• _GIVEN REQUEST_
Count how many lines contain the word "source". Respond with the number alone.

• _DATA SUPPLIED_
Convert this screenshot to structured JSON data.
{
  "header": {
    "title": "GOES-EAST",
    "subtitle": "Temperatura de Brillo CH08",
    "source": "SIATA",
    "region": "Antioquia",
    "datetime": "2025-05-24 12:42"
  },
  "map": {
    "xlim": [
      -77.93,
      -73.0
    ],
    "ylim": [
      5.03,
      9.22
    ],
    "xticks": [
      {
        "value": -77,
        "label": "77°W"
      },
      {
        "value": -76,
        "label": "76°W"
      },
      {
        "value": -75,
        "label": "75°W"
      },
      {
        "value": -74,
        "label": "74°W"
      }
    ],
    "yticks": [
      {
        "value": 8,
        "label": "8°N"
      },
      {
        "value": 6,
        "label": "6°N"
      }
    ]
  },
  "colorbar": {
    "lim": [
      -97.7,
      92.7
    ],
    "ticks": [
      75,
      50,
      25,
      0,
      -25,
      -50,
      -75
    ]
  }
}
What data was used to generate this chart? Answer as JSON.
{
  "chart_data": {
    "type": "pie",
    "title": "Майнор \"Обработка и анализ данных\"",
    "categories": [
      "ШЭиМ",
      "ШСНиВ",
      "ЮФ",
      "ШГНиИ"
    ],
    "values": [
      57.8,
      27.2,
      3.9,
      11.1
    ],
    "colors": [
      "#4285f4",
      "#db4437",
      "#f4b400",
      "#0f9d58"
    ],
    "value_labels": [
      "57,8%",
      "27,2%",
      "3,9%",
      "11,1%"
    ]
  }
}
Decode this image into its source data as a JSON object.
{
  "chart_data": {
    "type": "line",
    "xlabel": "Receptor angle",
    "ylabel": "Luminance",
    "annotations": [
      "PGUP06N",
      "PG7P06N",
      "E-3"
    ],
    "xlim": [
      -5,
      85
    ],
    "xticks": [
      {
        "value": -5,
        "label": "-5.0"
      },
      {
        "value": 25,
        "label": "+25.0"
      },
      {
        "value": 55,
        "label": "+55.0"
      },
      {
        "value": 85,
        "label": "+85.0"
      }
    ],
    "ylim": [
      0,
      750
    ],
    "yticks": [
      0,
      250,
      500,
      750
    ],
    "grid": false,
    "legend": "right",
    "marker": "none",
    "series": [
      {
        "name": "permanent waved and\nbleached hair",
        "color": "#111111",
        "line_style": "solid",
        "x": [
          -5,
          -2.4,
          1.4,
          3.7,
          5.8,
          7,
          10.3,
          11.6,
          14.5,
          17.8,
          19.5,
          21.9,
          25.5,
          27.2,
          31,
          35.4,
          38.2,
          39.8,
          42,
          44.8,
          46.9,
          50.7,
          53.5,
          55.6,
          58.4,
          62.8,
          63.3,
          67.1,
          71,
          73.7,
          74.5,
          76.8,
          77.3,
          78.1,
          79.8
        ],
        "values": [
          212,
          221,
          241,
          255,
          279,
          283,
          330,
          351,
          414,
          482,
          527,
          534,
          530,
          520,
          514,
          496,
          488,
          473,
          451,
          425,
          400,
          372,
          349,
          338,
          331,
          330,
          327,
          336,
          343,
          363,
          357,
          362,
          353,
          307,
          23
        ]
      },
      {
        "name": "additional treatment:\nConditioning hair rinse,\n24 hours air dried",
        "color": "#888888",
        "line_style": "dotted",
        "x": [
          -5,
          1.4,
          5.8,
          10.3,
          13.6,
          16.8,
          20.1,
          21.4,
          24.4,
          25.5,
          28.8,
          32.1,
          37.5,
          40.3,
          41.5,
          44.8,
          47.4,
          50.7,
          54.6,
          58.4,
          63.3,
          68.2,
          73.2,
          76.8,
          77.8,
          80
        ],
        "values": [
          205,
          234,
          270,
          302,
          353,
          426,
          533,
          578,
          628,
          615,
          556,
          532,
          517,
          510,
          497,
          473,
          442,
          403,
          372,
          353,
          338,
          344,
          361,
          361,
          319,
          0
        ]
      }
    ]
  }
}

• _EXERCISE RESULT_
2